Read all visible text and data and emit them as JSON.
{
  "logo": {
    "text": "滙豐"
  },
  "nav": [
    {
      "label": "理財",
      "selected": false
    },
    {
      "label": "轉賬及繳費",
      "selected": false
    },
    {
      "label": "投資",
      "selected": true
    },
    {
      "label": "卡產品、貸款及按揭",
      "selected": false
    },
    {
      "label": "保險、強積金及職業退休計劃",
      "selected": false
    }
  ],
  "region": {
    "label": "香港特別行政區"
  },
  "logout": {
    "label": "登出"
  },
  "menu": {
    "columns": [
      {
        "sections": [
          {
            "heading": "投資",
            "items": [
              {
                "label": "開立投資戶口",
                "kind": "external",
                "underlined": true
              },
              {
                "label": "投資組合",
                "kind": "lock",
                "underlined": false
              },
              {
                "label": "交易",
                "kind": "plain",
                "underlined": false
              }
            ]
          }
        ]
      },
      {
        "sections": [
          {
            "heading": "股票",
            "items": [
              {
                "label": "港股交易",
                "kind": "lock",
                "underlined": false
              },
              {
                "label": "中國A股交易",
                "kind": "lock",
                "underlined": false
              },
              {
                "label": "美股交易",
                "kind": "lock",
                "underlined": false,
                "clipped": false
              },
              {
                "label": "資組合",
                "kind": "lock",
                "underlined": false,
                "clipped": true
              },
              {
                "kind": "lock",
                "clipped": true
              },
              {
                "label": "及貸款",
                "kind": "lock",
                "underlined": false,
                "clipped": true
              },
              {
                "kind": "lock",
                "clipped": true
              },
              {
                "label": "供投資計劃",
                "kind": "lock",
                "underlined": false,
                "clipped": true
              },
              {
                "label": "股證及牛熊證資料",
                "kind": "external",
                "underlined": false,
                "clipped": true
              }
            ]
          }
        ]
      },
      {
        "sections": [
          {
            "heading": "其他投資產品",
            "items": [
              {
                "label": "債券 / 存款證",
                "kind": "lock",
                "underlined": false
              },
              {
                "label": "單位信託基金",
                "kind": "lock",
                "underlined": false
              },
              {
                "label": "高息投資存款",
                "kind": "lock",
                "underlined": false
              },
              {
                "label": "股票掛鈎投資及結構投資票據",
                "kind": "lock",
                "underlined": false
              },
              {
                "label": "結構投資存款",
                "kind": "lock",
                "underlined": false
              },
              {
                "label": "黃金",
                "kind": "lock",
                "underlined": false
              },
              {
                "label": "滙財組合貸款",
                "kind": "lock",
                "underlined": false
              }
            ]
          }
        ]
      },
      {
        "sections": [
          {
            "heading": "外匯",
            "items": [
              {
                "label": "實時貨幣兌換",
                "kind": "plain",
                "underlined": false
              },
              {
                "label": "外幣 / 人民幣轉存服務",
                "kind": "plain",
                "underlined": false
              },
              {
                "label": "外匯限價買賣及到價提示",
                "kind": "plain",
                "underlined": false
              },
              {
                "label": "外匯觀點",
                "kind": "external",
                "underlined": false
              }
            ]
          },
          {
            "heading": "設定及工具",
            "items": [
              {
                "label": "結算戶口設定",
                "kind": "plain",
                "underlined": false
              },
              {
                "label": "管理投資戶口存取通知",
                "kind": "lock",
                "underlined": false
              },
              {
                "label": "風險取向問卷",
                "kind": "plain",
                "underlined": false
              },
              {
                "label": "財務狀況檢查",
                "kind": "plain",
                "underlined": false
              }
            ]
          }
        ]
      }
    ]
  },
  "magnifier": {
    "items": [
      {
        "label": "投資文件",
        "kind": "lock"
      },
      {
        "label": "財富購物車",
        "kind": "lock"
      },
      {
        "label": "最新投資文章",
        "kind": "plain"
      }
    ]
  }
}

***

— PROBLEM —
Write the material out again in its entirety, exactly as shown.

— EXERCISE RESULT —
Read all visible text and data and emit them as JSON.
{
  "logo": {
    "text": "滙豐"
  },
  "nav": [
    {
      "label": "理財",
      "selected": false
    },
    {
      "label": "轉賬及繳費",
      "selected": false
    },
    {
      "label": "投資",
      "selected": true
    },
    {
      "label": "卡產品、貸款及按揭",
      "selected": false
    },
    {
      "label": "保險、強積金及職業退休計劃",
      "selected": false
    }
  ],
  "region": {
    "label": "香港特別行政區"
  },
  "logout": {
    "label": "登出"
  },
  "menu": {
    "columns": [
      {
        "sections": [
          {
            "heading": "投資",
            "items": [
              {
                "label": "開立投資戶口",
                "kind": "external",
                "underlined": true
              },
              {
                "label": "投資組合",
                "kind": "lock",
                "underlined": false
              },
              {
                "label": "交易",
                "kind": "plain",
                "underlined": false
              }
            ]
          }
        ]
      },
      {
        "sections": [
          {
            "heading": "股票",
            "items": [
              {
                "label": "港股交易",
                "kind": "lock",
                "underlined": false
              },
              {
                "label": "中國A股交易",
                "kind": "lock",
                "underlined": false
              },
              {
                "label": "美股交易",
                "kind": "lock",
                "underlined": false,
                "clipped": false
              },
              {
                "label": "資組合",
                "kind": "lock",
                "underlined": false,
                "clipped": true
              },
              {
                "kind": "lock",
                "clipped": true
              },
              {
                "label": "及貸款",
                "kind": "lock",
                "underlined": false,
                "clipped": true
              },
              {
                "kind": "lock",
                "clipped": true
              },
              {
                "label": "供投資計劃",
                "kind": "lock",
                "underlined": false,
                "clipped": true
              },
              {
                "label": "股證及牛熊證資料",
                "kind": "external",
                "underlined": false,
                "clipped": true
              }
            ]
          }
        ]
      },
      {
        "sections": [
          {
            "heading": "其他投資產品",
            "items": [
              {
                "label": "債券 / 存款證",
                "kind": "lock",
                "underlined": false
              },
              {
                "label": "單位信託基金",
                "kind": "lock",
                "underlined": false
              },
              {
                "label": "高息投資存款",
                "kind": "lock",
                "underlined": false
              },
              {
                "label": "股票掛鈎投資及結構投資票據",
                "kind": "lock",
                "underlined": false
              },
              {
                "label": "結構投資存款",
                "kind": "lock",
                "underlined": false
              },
              {
                "label": "黃金",
                "kind": "lock",
                "underlined": false
              },
              {
                "label": "滙財組合貸款",
                "kind": "lock",
                "underlined": false
              }
            ]
          }
        ]
      },
      {
        "sections": [
          {
            "heading": "外匯",
            "items": [
              {
                "label": "實時貨幣兌換",
                "kind": "plain",
                "underlined": false
              },
              {
                "label": "外幣 / 人民幣轉存服務",
                "kind": "plain",
                "underlined": false
              },
              {
                "label": "外匯限價買賣及到價提示",
                "kind": "plain",
                "underlined": false
              },
              {
                "label": "外匯觀點",
                "kind": "external",
                "underlined": false
              }
            ]
          },
          {
            "heading": "設定及工具",
            "items": [
              {
                "label": "結算戶口設定",
                "kind": "plain",
                "underlined": false
              },
              {
                "label": "管理投資戶口存取通知",
                "kind": "lock",
                "underlined": false
              },
              {
                "label": "風險取向問卷",
                "kind": "plain",
                "underlined": false
              },
              {
                "label": "財務狀況檢查",
                "kind": "plain",
                "underlined": false
              }
            ]
          }
        ]
      }
    ]
  },
  "magnifier": {
    "items": [
      {
        "label": "投資文件",
        "kind": "lock"
      },
      {
        "label": "財富購物車",
        "kind": "lock"
      },
      {
        "label": "最新投資文章",
        "kind": "plain"
      }
    ]
  }
}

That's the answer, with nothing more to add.